### Job
Quote the full listing word for word.

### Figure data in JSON
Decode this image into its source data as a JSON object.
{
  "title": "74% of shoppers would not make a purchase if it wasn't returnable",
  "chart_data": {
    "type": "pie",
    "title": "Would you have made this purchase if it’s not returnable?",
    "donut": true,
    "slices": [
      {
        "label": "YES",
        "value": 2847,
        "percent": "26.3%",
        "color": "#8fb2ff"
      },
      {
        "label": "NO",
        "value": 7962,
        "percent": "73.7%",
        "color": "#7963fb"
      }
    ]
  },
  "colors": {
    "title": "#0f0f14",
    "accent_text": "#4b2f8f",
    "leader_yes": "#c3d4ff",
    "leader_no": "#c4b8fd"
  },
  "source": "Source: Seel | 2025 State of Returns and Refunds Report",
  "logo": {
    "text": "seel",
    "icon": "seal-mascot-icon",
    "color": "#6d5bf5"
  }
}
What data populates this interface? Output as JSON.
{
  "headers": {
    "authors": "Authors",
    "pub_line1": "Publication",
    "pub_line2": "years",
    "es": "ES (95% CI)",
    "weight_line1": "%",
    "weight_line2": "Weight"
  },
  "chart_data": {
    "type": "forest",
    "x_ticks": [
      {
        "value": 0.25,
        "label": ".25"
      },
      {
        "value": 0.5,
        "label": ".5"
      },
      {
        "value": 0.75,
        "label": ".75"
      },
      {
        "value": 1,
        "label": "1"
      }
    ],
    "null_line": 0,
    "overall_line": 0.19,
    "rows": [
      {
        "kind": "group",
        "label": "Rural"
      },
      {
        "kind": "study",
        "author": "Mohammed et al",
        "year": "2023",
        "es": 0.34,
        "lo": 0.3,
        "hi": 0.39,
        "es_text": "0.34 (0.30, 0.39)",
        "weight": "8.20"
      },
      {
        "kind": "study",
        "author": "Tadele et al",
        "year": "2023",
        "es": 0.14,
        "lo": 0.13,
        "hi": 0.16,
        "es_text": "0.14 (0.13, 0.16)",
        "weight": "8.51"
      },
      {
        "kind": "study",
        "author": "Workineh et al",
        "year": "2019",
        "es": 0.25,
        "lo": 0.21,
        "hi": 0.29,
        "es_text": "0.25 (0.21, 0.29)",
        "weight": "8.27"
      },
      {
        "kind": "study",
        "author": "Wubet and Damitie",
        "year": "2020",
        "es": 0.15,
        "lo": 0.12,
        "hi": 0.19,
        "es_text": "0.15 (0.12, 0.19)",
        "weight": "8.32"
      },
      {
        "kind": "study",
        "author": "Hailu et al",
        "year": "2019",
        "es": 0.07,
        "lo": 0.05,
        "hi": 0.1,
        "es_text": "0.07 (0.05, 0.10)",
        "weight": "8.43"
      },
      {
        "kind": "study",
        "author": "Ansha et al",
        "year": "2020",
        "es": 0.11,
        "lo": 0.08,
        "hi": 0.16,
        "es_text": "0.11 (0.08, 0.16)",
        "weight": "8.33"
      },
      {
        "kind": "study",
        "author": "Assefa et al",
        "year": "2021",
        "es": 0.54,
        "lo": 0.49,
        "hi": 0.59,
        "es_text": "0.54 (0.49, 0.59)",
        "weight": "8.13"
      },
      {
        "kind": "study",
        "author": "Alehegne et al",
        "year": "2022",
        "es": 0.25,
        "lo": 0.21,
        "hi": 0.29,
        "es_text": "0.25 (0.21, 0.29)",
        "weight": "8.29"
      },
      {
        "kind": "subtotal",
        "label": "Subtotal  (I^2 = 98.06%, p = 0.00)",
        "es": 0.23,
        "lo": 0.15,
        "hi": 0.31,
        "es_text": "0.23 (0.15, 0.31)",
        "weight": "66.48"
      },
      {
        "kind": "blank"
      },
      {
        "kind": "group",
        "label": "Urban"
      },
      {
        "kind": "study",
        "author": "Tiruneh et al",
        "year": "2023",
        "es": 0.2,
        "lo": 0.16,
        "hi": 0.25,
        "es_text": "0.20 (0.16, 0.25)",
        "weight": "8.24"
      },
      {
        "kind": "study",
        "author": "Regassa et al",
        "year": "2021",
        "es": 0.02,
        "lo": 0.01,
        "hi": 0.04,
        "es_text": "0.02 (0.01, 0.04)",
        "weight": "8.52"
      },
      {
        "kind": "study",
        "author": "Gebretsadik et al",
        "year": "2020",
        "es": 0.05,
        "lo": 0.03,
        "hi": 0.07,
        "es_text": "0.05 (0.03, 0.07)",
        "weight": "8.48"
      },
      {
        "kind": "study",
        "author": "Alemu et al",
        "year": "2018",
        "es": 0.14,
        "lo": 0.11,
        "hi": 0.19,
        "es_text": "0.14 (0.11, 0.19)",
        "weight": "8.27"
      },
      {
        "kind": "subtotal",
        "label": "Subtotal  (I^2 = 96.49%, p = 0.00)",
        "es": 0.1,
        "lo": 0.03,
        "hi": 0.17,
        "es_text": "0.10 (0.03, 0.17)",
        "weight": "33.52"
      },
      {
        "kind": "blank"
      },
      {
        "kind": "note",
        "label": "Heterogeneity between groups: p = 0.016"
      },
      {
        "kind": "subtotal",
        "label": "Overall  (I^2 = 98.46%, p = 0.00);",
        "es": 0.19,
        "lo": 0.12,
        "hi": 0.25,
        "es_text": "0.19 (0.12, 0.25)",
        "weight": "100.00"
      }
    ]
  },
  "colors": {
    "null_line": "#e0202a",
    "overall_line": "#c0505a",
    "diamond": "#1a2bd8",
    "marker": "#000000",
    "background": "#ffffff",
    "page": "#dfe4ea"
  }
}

### The solution
Decode this image into its source data as a JSON object.
{
  "title": "74% of shoppers would not make a purchase if it wasn't returnable",
  "chart_data": {
    "type": "pie",
    "title": "Would you have made this purchase if it’s not returnable?",
    "donut": true,
    "slices": [
      {
        "label": "YES",
        "value": 2847,
        "percent": "26.3%",
        "color": "#8fb2ff"
      },
      {
        "label": "NO",
        "value": 7962,
        "percent": "73.7%",
        "color": "#7963fb"
      }
    ]
  },
  "colors": {
    "title": "#0f0f14",
    "accent_text": "#4b2f8f",
    "leader_yes": "#c3d4ff",
    "leader_no": "#c4b8fd"
  },
  "source": "Source: Seel | 2025 State of Returns and Refunds Report",
  "logo": {
    "text": "seel",
    "icon": "seal-mascot-icon",
    "color": "#6d5bf5"
  }
}
What data populates this interface? Output as JSON.
{
  "headers": {
    "authors": "Authors",
    "pub_line1": "Publication",
    "pub_line2": "years",
    "es": "ES (95% CI)",
    "weight_line1": "%",
    "weight_line2": "Weight"
  },
  "chart_data": {
    "type": "forest",
    "x_ticks": [
      {
        "value": 0.25,
        "label": ".25"
      },
      {
        "value": 0.5,
        "label": ".5"
      },
      {
        "value": 0.75,
        "label": ".75"
      },
      {
        "value": 1,
        "label": "1"
      }
    ],
    "null_line": 0,
    "overall_line": 0.19,
    "rows": [
      {
        "kind": "group",
        "label": "Rural"
      },
      {
        "kind": "study",
        "author": "Mohammed et al",
        "year": "2023",
        "es": 0.34,
        "lo": 0.3,
        "hi": 0.39,
        "es_text": "0.34 (0.30, 0.39)",
        "weight": "8.20"
      },
      {
        "kind": "study",
        "author": "Tadele et al",
        "year": "2023",
        "es": 0.14,
        "lo": 0.13,
        "hi": 0.16,
        "es_text": "0.14 (0.13, 0.16)",
        "weight": "8.51"
      },
      {
        "kind": "study",
        "author": "Workineh et al",
        "year": "2019",
        "es": 0.25,
        "lo": 0.21,
        "hi": 0.29,
        "es_text": "0.25 (0.21, 0.29)",
        "weight": "8.27"
      },
      {
        "kind": "study",
        "author": "Wubet and Damitie",
        "year": "2020",
        "es": 0.15,
        "lo": 0.12,
        "hi": 0.19,
        "es_text": "0.15 (0.12, 0.19)",
        "weight": "8.32"
      },
      {
        "kind": "study",
        "author": "Hailu et al",
        "year": "2019",
        "es": 0.07,
        "lo": 0.05,
        "hi": 0.1,
        "es_text": "0.07 (0.05, 0.10)",
        "weight": "8.43"
      },
      {
        "kind": "study",
        "author": "Ansha et al",
        "year": "2020",
        "es": 0.11,
        "lo": 0.08,
        "hi": 0.16,
        "es_text": "0.11 (0.08, 0.16)",
        "weight": "8.33"
      },
      {
        "kind": "study",
        "author": "Assefa et al",
        "year": "2021",
        "es": 0.54,
        "lo": 0.49,
        "hi": 0.59,
        "es_text": "0.54 (0.49, 0.59)",
        "weight": "8.13"
      },
      {
        "kind": "study",
        "author": "Alehegne et al",
        "year": "2022",
        "es": 0.25,
        "lo": 0.21,
        "hi": 0.29,
        "es_text": "0.25 (0.21, 0.29)",
        "weight": "8.29"
      },
      {
        "kind": "subtotal",
        "label": "Subtotal  (I^2 = 98.06%, p = 0.00)",
        "es": 0.23,
        "lo": 0.15,
        "hi": 0.31,
        "es_text": "0.23 (0.15, 0.31)",
        "weight": "66.48"
      },
      {
        "kind": "blank"
      },
      {
        "kind": "group",
        "label": "Urban"
      },
      {
        "kind": "study",
        "author": "Tiruneh et al",
        "year": "2023",
        "es": 0.2,
        "lo": 0.16,
        "hi": 0.25,
        "es_text": "0.20 (0.16, 0.25)",
        "weight": "8.24"
      },
      {
        "kind": "study",
        "author": "Regassa et al",
        "year": "2021",
        "es": 0.02,
        "lo": 0.01,
        "hi": 0.04,
        "es_text": "0.02 (0.01, 0.04)",
        "weight": "8.52"
      },
      {
        "kind": "study",
        "author": "Gebretsadik et al",
        "year": "2020",
        "es": 0.05,
        "lo": 0.03,
        "hi": 0.07,
        "es_text": "0.05 (0.03, 0.07)",
        "weight": "8.48"
      },
      {
        "kind": "study",
        "author": "Alemu et al",
        "year": "2018",
        "es": 0.14,
        "lo": 0.11,
        "hi": 0.19,
        "es_text": "0.14 (0.11, 0.19)",
        "weight": "8.27"
      },
      {
        "kind": "subtotal",
        "label": "Subtotal  (I^2 = 96.49%, p = 0.00)",
        "es": 0.1,
        "lo": 0.03,
        "hi": 0.17,
        "es_text": "0.10 (0.03, 0.17)",
        "weight": "33.52"
      },
      {
        "kind": "blank"
      },
      {
        "kind": "note",
        "label": "Heterogeneity between groups: p = 0.016"
      },
      {
        "kind": "subtotal",
        "label": "Overall  (I^2 = 98.46%, p = 0.00);",
        "es": 0.19,
        "lo": 0.12,
        "hi": 0.25,
        "es_text": "0.19 (0.12, 0.25)",
        "weight": "100.00"
      }
    ]
  },
  "colors": {
    "null_line": "#e0202a",
    "overall_line": "#c0505a",
    "diamond": "#1a2bd8",
    "marker": "#000000",
    "background": "#ffffff",
    "page": "#dfe4ea"
  }
}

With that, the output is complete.